THE EXERCISE -
Each line below is to be written out in full, exactly as shown.

SUPPLIED RECORDS -
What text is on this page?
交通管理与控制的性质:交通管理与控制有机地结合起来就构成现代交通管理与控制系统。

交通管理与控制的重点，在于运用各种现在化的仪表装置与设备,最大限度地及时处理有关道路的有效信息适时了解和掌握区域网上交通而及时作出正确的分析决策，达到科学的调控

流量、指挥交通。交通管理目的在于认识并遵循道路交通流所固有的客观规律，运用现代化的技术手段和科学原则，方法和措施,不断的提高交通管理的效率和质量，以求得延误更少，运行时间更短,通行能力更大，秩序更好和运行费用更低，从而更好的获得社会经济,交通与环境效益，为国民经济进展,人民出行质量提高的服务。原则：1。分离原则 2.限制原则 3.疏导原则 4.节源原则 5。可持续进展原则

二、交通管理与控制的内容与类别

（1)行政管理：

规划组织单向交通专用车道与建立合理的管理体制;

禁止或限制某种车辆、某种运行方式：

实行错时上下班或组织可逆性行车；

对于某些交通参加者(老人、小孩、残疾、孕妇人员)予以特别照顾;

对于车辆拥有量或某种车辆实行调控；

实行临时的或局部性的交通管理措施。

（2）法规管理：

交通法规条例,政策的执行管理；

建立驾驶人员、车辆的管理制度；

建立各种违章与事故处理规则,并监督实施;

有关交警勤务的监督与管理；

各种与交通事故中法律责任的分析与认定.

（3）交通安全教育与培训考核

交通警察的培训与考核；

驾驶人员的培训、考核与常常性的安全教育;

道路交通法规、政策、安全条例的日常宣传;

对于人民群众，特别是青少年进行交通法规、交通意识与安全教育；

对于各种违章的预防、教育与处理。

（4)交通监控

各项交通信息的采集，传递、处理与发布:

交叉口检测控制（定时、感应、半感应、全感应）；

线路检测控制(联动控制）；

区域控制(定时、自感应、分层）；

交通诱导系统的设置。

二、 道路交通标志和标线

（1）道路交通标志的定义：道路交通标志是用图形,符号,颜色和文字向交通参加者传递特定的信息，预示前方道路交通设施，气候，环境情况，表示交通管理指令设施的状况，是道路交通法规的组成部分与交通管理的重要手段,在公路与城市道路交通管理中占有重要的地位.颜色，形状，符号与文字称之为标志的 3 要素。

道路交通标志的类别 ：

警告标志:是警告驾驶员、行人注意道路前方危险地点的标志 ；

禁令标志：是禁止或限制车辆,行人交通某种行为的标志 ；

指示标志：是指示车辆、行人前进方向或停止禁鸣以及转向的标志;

RESULT BELOW -
What text is on this page?
交通管理与控制的性质:交通管理与控制有机地结合起来就构成现代交通管理与控制系统。

交通管理与控制的重点，在于运用各种现在化的仪表装置与设备,最大限度地及时处理有关道路的有效信息适时了解和掌握区域网上交通而及时作出正确的分析决策，达到科学的调控

流量、指挥交通。交通管理目的在于认识并遵循道路交通流所固有的客观规律，运用现代化的技术手段和科学原则，方法和措施,不断的提高交通管理的效率和质量，以求得延误更少，运行时间更短,通行能力更大，秩序更好和运行费用更低，从而更好的获得社会经济,交通与环境效益，为国民经济进展,人民出行质量提高的服务。原则：1。分离原则 2.限制原则 3.疏导原则 4.节源原则 5。可持续进展原则

二、交通管理与控制的内容与类别

（1)行政管理：

规划组织单向交通专用车道与建立合理的管理体制;

禁止或限制某种车辆、某种运行方式：

实行错时上下班或组织可逆性行车；

对于某些交通参加者(老人、小孩、残疾、孕妇人员)予以特别照顾;

对于车辆拥有量或某种车辆实行调控；

实行临时的或局部性的交通管理措施。

（2）法规管理：

交通法规条例,政策的执行管理；

建立驾驶人员、车辆的管理制度；

建立各种违章与事故处理规则,并监督实施;

有关交警勤务的监督与管理；

各种与交通事故中法律责任的分析与认定.

（3）交通安全教育与培训考核

交通警察的培训与考核；

驾驶人员的培训、考核与常常性的安全教育;

道路交通法规、政策、安全条例的日常宣传;

对于人民群众，特别是青少年进行交通法规、交通意识与安全教育；

对于各种违章的预防、教育与处理。

（4)交通监控

各项交通信息的采集，传递、处理与发布:

交叉口检测控制（定时、感应、半感应、全感应）；

线路检测控制(联动控制）；

区域控制(定时、自感应、分层）；

交通诱导系统的设置。

二、 道路交通标志和标线

（1）道路交通标志的定义：道路交通标志是用图形,符号,颜色和文字向交通参加者传递特定的信息，预示前方道路交通设施，气候，环境情况，表示交通管理指令设施的状况，是道路交通法规的组成部分与交通管理的重要手段,在公路与城市道路交通管理中占有重要的地位.颜色，形状，符号与文字称之为标志的 3 要素。

道路交通标志的类别 ：

警告标志:是警告驾驶员、行人注意道路前方危险地点的标志 ；

禁令标志：是禁止或限制车辆,行人交通某种行为的标志 ；

指示标志：是指示车辆、行人前进方向或停止禁鸣以及转向的标志;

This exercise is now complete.